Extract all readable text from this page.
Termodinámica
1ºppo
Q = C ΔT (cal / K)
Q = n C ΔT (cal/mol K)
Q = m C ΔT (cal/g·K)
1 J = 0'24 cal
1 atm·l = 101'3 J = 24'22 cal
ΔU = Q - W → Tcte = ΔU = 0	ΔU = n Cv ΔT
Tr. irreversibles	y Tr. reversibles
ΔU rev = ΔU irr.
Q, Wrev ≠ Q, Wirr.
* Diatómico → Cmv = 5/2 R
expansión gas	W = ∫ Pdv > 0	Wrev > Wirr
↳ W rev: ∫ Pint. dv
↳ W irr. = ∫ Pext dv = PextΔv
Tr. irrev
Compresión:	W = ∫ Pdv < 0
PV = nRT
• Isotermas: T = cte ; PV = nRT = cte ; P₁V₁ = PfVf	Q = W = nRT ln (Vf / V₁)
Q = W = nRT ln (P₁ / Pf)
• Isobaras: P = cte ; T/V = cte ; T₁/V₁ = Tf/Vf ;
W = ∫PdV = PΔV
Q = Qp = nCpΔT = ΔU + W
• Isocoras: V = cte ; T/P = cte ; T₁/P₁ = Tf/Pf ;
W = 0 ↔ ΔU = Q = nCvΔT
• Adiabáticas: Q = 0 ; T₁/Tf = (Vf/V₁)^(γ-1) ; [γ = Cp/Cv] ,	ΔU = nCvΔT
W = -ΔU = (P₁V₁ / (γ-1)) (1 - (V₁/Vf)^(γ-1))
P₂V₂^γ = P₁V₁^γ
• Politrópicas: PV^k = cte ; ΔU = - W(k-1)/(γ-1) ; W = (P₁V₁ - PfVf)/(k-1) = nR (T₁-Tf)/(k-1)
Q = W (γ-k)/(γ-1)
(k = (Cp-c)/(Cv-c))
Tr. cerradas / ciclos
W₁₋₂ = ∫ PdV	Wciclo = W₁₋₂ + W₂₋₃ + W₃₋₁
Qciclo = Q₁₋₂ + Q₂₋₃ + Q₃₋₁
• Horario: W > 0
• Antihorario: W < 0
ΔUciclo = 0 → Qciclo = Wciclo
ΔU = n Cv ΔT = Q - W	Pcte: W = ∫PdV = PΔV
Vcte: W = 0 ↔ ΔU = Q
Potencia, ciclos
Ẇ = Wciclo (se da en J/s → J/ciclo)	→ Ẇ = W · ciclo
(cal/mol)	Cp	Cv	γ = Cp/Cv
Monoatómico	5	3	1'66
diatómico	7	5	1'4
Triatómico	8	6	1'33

REQUIREMENT: Quote the listing in full, please, keeping every line exact.

CORRECT OUTPUT:
Extract all readable text from this page.
Termodinámica
1ºppo
Q = C ΔT (cal / K)
Q = n C ΔT (cal/mol K)
Q = m C ΔT (cal/g·K)
1 J = 0'24 cal
1 atm·l = 101'3 J = 24'22 cal
ΔU = Q - W → Tcte = ΔU = 0	ΔU = n Cv ΔT
Tr. irreversibles	y Tr. reversibles
ΔU rev = ΔU irr.
Q, Wrev ≠ Q, Wirr.
* Diatómico → Cmv = 5/2 R
expansión gas	W = ∫ Pdv > 0	Wrev > Wirr
↳ W rev: ∫ Pint. dv
↳ W irr. = ∫ Pext dv = PextΔv
Tr. irrev
Compresión:	W = ∫ Pdv < 0
PV = nRT
• Isotermas: T = cte ; PV = nRT = cte ; P₁V₁ = PfVf	Q = W = nRT ln (Vf / V₁)
Q = W = nRT ln (P₁ / Pf)
• Isobaras: P = cte ; T/V = cte ; T₁/V₁ = Tf/Vf ;
W = ∫PdV = PΔV
Q = Qp = nCpΔT = ΔU + W
• Isocoras: V = cte ; T/P = cte ; T₁/P₁ = Tf/Pf ;
W = 0 ↔ ΔU = Q = nCvΔT
• Adiabáticas: Q = 0 ; T₁/Tf = (Vf/V₁)^(γ-1) ; [γ = Cp/Cv] ,	ΔU = nCvΔT
W = -ΔU = (P₁V₁ / (γ-1)) (1 - (V₁/Vf)^(γ-1))
P₂V₂^γ = P₁V₁^γ
• Politrópicas: PV^k = cte ; ΔU = - W(k-1)/(γ-1) ; W = (P₁V₁ - PfVf)/(k-1) = nR (T₁-Tf)/(k-1)
Q = W (γ-k)/(γ-1)
(k = (Cp-c)/(Cv-c))
Tr. cerradas / ciclos
W₁₋₂ = ∫ PdV	Wciclo = W₁₋₂ + W₂₋₃ + W₃₋₁
Qciclo = Q₁₋₂ + Q₂₋₃ + Q₃₋₁
• Horario: W > 0
• Antihorario: W < 0
ΔUciclo = 0 → Qciclo = Wciclo
ΔU = n Cv ΔT = Q - W	Pcte: W = ∫PdV = PΔV
Vcte: W = 0 ↔ ΔU = Q
Potencia, ciclos
Ẇ = Wciclo (se da en J/s → J/ciclo)	→ Ẇ = W · ciclo
(cal/mol)	Cp	Cv	γ = Cp/Cv
Monoatómico	5	3	1'66
diatómico	7	5	1'4
Triatómico	8	6	1'33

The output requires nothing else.